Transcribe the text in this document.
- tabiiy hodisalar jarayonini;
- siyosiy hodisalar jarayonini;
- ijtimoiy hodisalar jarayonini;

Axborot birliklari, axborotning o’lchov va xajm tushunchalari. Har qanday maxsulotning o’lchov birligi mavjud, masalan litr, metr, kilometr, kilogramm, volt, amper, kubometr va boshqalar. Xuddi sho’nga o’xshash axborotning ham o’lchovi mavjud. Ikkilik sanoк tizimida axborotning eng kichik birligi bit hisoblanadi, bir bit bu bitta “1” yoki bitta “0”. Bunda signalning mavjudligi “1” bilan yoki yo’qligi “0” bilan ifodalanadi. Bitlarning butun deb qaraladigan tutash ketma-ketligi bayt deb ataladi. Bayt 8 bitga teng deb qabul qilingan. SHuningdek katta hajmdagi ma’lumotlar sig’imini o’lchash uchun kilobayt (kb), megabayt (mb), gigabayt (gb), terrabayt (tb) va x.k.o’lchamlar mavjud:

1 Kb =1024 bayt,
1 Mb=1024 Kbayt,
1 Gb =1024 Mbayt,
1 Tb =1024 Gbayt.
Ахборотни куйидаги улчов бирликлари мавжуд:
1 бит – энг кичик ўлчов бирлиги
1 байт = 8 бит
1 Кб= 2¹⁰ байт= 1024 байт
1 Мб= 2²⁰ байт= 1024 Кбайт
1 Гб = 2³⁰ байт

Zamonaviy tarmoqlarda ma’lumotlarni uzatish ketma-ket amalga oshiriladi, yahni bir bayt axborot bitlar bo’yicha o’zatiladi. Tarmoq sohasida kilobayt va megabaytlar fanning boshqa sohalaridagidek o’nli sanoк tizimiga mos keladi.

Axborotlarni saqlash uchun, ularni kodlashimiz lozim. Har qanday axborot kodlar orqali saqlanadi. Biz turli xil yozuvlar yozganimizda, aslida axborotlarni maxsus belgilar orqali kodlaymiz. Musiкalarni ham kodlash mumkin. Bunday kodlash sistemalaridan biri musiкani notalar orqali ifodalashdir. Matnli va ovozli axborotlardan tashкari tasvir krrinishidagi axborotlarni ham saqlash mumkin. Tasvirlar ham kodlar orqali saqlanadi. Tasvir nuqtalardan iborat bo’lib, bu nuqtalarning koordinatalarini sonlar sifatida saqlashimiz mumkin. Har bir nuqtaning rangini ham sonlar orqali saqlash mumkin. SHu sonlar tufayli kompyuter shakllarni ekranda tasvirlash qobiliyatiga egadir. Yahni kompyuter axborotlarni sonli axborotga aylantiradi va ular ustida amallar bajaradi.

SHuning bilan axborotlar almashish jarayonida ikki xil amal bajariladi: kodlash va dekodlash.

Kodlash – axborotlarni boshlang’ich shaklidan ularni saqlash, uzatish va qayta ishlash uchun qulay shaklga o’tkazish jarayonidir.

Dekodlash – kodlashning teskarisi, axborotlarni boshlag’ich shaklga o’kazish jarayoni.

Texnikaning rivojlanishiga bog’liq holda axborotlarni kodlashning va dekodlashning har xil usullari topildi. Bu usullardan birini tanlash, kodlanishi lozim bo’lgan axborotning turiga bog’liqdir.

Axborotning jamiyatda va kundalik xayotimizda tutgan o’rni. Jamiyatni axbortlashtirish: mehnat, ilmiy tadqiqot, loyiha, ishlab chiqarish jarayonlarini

PROBLEM DETAILS:
Produce an exact copy of all the records.

EXPECTED ANSWER:
Transcribe the text in this document.
- tabiiy hodisalar jarayonini;
- siyosiy hodisalar jarayonini;
- ijtimoiy hodisalar jarayonini;

Axborot birliklari, axborotning o’lchov va xajm tushunchalari. Har qanday maxsulotning o’lchov birligi mavjud, masalan litr, metr, kilometr, kilogramm, volt, amper, kubometr va boshqalar. Xuddi sho’nga o’xshash axborotning ham o’lchovi mavjud. Ikkilik sanoк tizimida axborotning eng kichik birligi bit hisoblanadi, bir bit bu bitta “1” yoki bitta “0”. Bunda signalning mavjudligi “1” bilan yoki yo’qligi “0” bilan ifodalanadi. Bitlarning butun deb qaraladigan tutash ketma-ketligi bayt deb ataladi. Bayt 8 bitga teng deb qabul qilingan. SHuningdek katta hajmdagi ma’lumotlar sig’imini o’lchash uchun kilobayt (kb), megabayt (mb), gigabayt (gb), terrabayt (tb) va x.k.o’lchamlar mavjud:

1 Kb =1024 bayt,
1 Mb=1024 Kbayt,
1 Gb =1024 Mbayt,
1 Tb =1024 Gbayt.
Ахборотни куйидаги улчов бирликлари мавжуд:
1 бит – энг кичик ўлчов бирлиги
1 байт = 8 бит
1 Кб= 2¹⁰ байт= 1024 байт
1 Мб= 2²⁰ байт= 1024 Кбайт
1 Гб = 2³⁰ байт

Zamonaviy tarmoqlarda ma’lumotlarni uzatish ketma-ket amalga oshiriladi, yahni bir bayt axborot bitlar bo’yicha o’zatiladi. Tarmoq sohasida kilobayt va megabaytlar fanning boshqa sohalaridagidek o’nli sanoк tizimiga mos keladi.

Axborotlarni saqlash uchun, ularni kodlashimiz lozim. Har qanday axborot kodlar orqali saqlanadi. Biz turli xil yozuvlar yozganimizda, aslida axborotlarni maxsus belgilar orqali kodlaymiz. Musiкalarni ham kodlash mumkin. Bunday kodlash sistemalaridan biri musiкani notalar orqali ifodalashdir. Matnli va ovozli axborotlardan tashкari tasvir krrinishidagi axborotlarni ham saqlash mumkin. Tasvirlar ham kodlar orqali saqlanadi. Tasvir nuqtalardan iborat bo’lib, bu nuqtalarning koordinatalarini sonlar sifatida saqlashimiz mumkin. Har bir nuqtaning rangini ham sonlar orqali saqlash mumkin. SHu sonlar tufayli kompyuter shakllarni ekranda tasvirlash qobiliyatiga egadir. Yahni kompyuter axborotlarni sonli axborotga aylantiradi va ular ustida amallar bajaradi.

SHuning bilan axborotlar almashish jarayonida ikki xil amal bajariladi: kodlash va dekodlash.

Kodlash – axborotlarni boshlang’ich shaklidan ularni saqlash, uzatish va qayta ishlash uchun qulay shaklga o’tkazish jarayonidir.

Dekodlash – kodlashning teskarisi, axborotlarni boshlag’ich shaklga o’kazish jarayoni.

Texnikaning rivojlanishiga bog’liq holda axborotlarni kodlashning va dekodlashning har xil usullari topildi. Bu usullardan birini tanlash, kodlanishi lozim bo’lgan axborotning turiga bog’liqdir.

Axborotning jamiyatda va kundalik xayotimizda tutgan o’rni. Jamiyatni axbortlashtirish: mehnat, ilmiy tadqiqot, loyiha, ishlab chiqarish jarayonlarini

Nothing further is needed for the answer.